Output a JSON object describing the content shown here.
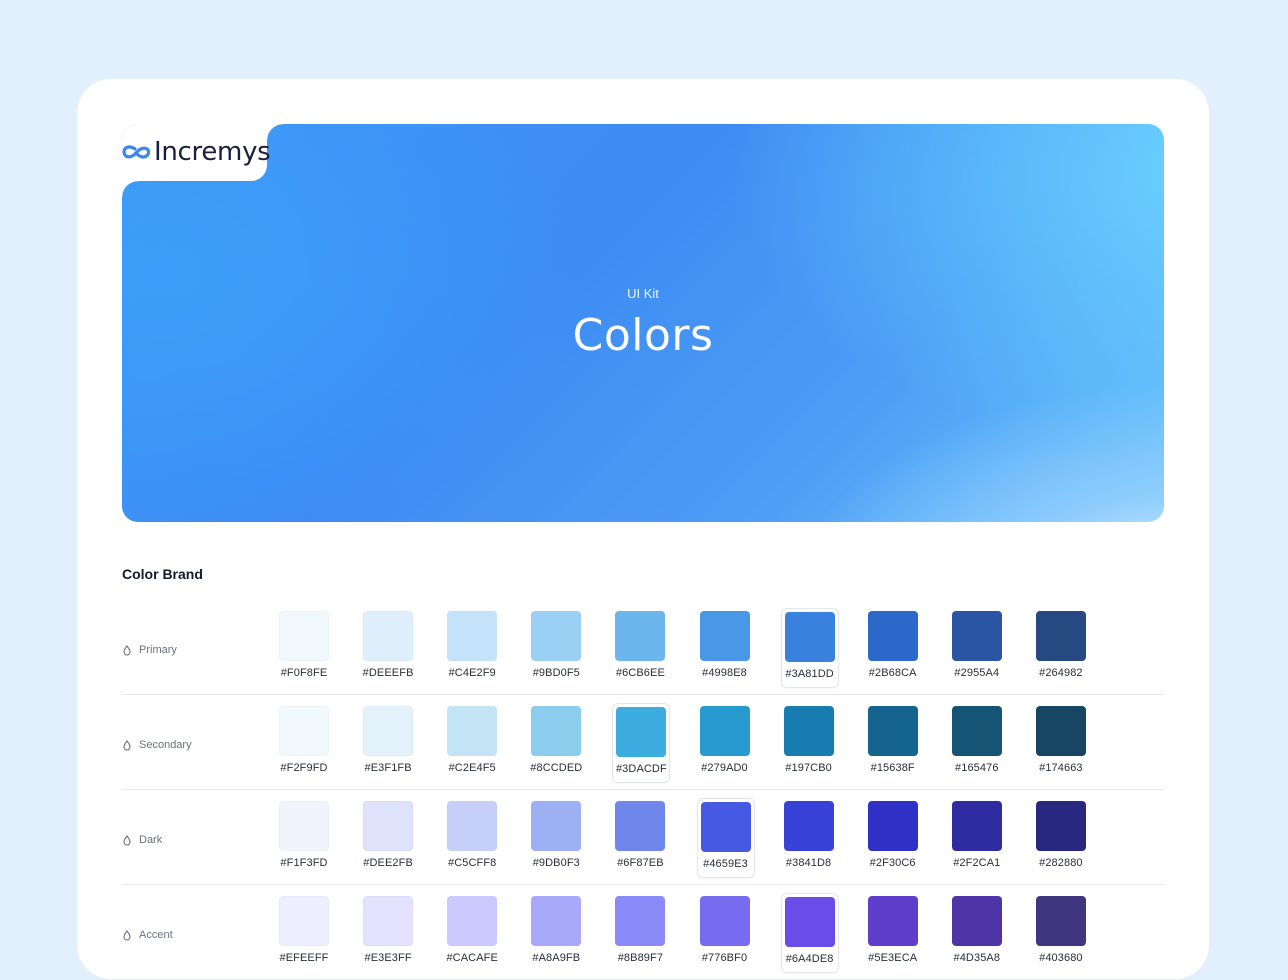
{
  "brand": {
    "name": "Incremys"
  },
  "hero": {
    "subtitle": "UI Kit",
    "title": "Colors"
  },
  "section": {
    "title": "Color Brand"
  },
  "palettes": [
    {
      "name": "Primary",
      "selected_index": 6,
      "colors": [
        "#F0F8FE",
        "#DEEEFB",
        "#C4E2F9",
        "#9BD0F5",
        "#6CB6EE",
        "#4998E8",
        "#3A81DD",
        "#2B68CA",
        "#2955A4",
        "#264982"
      ]
    },
    {
      "name": "Secondary",
      "selected_index": 4,
      "colors": [
        "#F2F9FD",
        "#E3F1FB",
        "#C2E4F5",
        "#8CCDED",
        "#3DACDF",
        "#279AD0",
        "#197CB0",
        "#15638F",
        "#165476",
        "#174663"
      ]
    },
    {
      "name": "Dark",
      "selected_index": 5,
      "colors": [
        "#F1F3FD",
        "#DEE2FB",
        "#C5CFF8",
        "#9DB0F3",
        "#6F87EB",
        "#4659E3",
        "#3841D8",
        "#2F30C6",
        "#2F2CA1",
        "#282880"
      ]
    },
    {
      "name": "Accent",
      "selected_index": 6,
      "colors": [
        "#EFEEFF",
        "#E3E3FF",
        "#CACAFE",
        "#A8A9FB",
        "#8B89F7",
        "#776BF0",
        "#6A4DE8",
        "#5E3ECA",
        "#4D35A8",
        "#403680"
      ]
    }
  ]
}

+++

Exercise
Every line above should be returned exactly; the pictures stay out.

Output below
Output a JSON object describing the content shown here.
{
  "brand": {
    "name": "Incremys"
  },
  "hero": {
    "subtitle": "UI Kit",
    "title": "Colors"
  },
  "section": {
    "title": "Color Brand"
  },
  "palettes": [
    {
      "name": "Primary",
      "selected_index": 6,
      "colors": [
        "#F0F8FE",
        "#DEEEFB",
        "#C4E2F9",
        "#9BD0F5",
        "#6CB6EE",
        "#4998E8",
        "#3A81DD",
        "#2B68CA",
        "#2955A4",
        "#264982"
      ]
    },
    {
      "name": "Secondary",
      "selected_index": 4,
      "colors": [
        "#F2F9FD",
        "#E3F1FB",
        "#C2E4F5",
        "#8CCDED",
        "#3DACDF",
        "#279AD0",
        "#197CB0",
        "#15638F",
        "#165476",
        "#174663"
      ]
    },
    {
      "name": "Dark",
      "selected_index": 5,
      "colors": [
        "#F1F3FD",
        "#DEE2FB",
        "#C5CFF8",
        "#9DB0F3",
        "#6F87EB",
        "#4659E3",
        "#3841D8",
        "#2F30C6",
        "#2F2CA1",
        "#282880"
      ]
    },
    {
      "name": "Accent",
      "selected_index": 6,
      "colors": [
        "#EFEEFF",
        "#E3E3FF",
        "#CACAFE",
        "#A8A9FB",
        "#8B89F7",
        "#776BF0",
        "#6A4DE8",
        "#5E3ECA",
        "#4D35A8",
        "#403680"
      ]
    }
  ]
}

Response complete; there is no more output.